DOCUMENT TEXT ::
**********

Friday, August 31, 2012

Your values become your destiny

Cam across this quotation. It is attributed to Mahatma Gandhi but I have not been able to find the actual source.
Your beliefs become your thoughts,
Your thoughts become your words,
Your words become your actions,
Your actions become your habits,
Your habits become your values,
Your values become your destiny.

Thursday, August 30, 2012

The game changes as you play it

From The Emerging Revolution in Game Theory from The Physics arXiv Blog.

While the news is interesting and important, if somewhat esoteric, there is a post in the comments which I think is a really striking observation. The author of the article is taken to task in the comments for describing the new discovery as revolutionary. There is a lot of posturing back-and-forth of the nature of "my differential philosophical paradigm is more complex than your differential philosophical paradigm." The comment I liked though was this simple:
This is not a "revolution." You've simply hit upon a fundamental philosophical truth: The game changes as you play it.

Wednesday, August 29, 2012

Not by what they explain, but by what they fail to explain

From Unintended Consequences by Edward Conard.

**********

SUPPLIED ENTRIES ::
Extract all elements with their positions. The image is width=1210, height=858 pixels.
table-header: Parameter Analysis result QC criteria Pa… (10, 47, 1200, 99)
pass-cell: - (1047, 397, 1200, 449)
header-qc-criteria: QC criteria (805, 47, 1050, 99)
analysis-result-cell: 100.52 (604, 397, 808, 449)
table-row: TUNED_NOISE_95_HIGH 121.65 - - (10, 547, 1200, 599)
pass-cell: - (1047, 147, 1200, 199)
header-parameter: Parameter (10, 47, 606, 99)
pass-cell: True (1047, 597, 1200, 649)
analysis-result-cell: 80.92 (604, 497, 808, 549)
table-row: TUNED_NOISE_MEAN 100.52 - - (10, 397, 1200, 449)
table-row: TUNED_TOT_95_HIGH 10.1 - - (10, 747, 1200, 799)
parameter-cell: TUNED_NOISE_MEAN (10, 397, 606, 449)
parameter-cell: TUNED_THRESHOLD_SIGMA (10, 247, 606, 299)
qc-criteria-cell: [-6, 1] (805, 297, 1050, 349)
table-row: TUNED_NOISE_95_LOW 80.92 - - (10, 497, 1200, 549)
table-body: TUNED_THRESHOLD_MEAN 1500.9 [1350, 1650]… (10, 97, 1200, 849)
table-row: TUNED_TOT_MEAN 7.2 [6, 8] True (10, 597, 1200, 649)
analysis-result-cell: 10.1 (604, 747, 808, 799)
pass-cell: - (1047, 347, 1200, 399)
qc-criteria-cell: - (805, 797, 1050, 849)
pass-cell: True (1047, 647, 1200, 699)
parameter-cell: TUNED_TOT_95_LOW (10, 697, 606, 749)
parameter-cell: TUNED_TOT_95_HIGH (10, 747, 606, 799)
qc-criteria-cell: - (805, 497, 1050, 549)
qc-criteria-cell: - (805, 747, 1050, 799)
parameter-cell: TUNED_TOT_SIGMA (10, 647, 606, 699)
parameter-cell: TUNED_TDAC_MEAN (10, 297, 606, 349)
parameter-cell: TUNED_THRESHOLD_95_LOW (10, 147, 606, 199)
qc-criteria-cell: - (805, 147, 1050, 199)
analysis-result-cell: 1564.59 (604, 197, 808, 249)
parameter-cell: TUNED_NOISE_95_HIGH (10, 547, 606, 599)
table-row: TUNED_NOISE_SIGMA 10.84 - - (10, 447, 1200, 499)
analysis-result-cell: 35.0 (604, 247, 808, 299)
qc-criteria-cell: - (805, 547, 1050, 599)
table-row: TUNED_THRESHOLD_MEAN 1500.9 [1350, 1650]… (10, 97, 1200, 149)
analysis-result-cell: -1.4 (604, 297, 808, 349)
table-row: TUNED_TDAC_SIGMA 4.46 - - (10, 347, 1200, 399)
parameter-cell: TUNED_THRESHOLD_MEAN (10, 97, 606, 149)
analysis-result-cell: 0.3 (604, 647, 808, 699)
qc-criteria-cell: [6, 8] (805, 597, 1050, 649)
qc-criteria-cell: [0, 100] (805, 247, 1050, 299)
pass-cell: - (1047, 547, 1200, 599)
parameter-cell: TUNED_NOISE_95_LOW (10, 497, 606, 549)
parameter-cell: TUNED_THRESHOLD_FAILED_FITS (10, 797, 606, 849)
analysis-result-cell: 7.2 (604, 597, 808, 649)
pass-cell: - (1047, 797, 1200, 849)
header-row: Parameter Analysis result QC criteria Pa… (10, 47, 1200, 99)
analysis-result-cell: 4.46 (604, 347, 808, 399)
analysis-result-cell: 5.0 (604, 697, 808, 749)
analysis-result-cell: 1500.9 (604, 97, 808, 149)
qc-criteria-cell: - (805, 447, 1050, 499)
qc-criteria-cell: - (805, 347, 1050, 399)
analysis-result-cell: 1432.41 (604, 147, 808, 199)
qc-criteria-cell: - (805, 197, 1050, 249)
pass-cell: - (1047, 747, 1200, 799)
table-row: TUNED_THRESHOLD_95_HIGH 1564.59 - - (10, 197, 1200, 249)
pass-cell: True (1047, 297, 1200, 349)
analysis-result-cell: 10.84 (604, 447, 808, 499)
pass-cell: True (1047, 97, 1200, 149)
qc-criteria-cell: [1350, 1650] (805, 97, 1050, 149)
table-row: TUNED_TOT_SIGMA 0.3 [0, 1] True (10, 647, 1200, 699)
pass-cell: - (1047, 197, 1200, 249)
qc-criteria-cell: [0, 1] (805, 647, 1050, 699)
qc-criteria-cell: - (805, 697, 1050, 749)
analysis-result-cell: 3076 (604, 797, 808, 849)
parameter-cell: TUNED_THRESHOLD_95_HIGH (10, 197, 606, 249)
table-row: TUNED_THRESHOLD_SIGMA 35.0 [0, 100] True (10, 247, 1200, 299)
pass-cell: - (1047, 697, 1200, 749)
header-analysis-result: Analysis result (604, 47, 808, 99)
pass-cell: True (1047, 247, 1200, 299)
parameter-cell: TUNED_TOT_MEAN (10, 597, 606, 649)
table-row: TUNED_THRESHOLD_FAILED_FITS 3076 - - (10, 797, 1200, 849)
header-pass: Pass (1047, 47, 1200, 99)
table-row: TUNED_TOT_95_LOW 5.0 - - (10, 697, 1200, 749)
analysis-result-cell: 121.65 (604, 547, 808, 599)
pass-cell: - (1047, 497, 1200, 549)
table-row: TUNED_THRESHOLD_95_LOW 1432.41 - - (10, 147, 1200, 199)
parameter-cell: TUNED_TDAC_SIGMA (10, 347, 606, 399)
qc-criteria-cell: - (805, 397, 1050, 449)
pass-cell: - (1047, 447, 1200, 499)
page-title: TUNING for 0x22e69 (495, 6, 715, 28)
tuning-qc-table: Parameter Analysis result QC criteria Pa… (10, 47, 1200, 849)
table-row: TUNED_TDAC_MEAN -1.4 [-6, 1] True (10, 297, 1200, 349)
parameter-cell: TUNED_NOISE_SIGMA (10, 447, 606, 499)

**********

JOBS ::
- a) In the records, rewrite everything from the start down to the line containing "analysis-result-cell: 100.52 (604, 397, 808, 449)", swapping "QC criteria" for "Check limits" and keeping everything else the same.
- b) Take the blog text about quotations and ideas further from its last line.
The text and the records come from separate sources.

ANSWERS PROVIDED ::
- a)
Extract all elements with their positions. The image is width=1210, height=858 pixels.
table-header: Parameter Analysis result Check limits Pa… (10, 47, 1200, 99)
pass-cell: - (1047, 397, 1200, 449)
header-qc-criteria: Check limits (805, 47, 1050, 99)
analysis-result-cell: 100.52 (604, 397, 808, 449)

- b)
Science judges hypotheses, not by what they explain, but by what they fail to explain. When anomalies pile up, experts reject the hypothesis that engender them.

Tuesday, August 28, 2012

Tuchman's Law

From A Distant Mirror: The Calamitous 14th Century by Tuchman, Barbara, Page xviii. Keeping perspective:
Disaster is rarely as pervasive as it seems from recorded accounts. The fact of being on the record makes it appear continuous and ubiquitous whereas it is more likely to have been sporadic both in time and place. Besides, persistence of the normal is usually greater than the effect of the disturbance, as we know from our own times. After absorbing the news of today, one expects to face a world consisting entirely of strikes, crimes, power failures, broken water mains, stalled trains, school shutdowns, muggers, drug addicts, neo-Nazis, and rapists. The fact is that one can come home in the evening--on a lucky day--without having encountered more than one or two of these phenomena. This has led me to formulate Tuchman's Law, as follows: "The fact of being reported multiplies the apparent extent of any deplorable development by five- to tenfold" (or any figure the reader would care to supply).[

Monday, August 27, 2012

Ngrams and books

Here's a neat concept out of the fincial services industry that might have application in culture and reading. From Too Central to Fail by Alex Tabarrok. What they are dealing with in the original paper is whether we ought to be concerned only with the size of a bank (in terms of systemic risk of failure) or whether we ought to also take into account the centrality of the bank within the system. A big bank that has a low level of interconnectedness with other banks may pose less risk than a smaller bank that is much more interconnected. Their research indicates that we indeed should be looking at centrality as well as size when we seek to manage systemic risk.

Here is a graphic that illustrates their point.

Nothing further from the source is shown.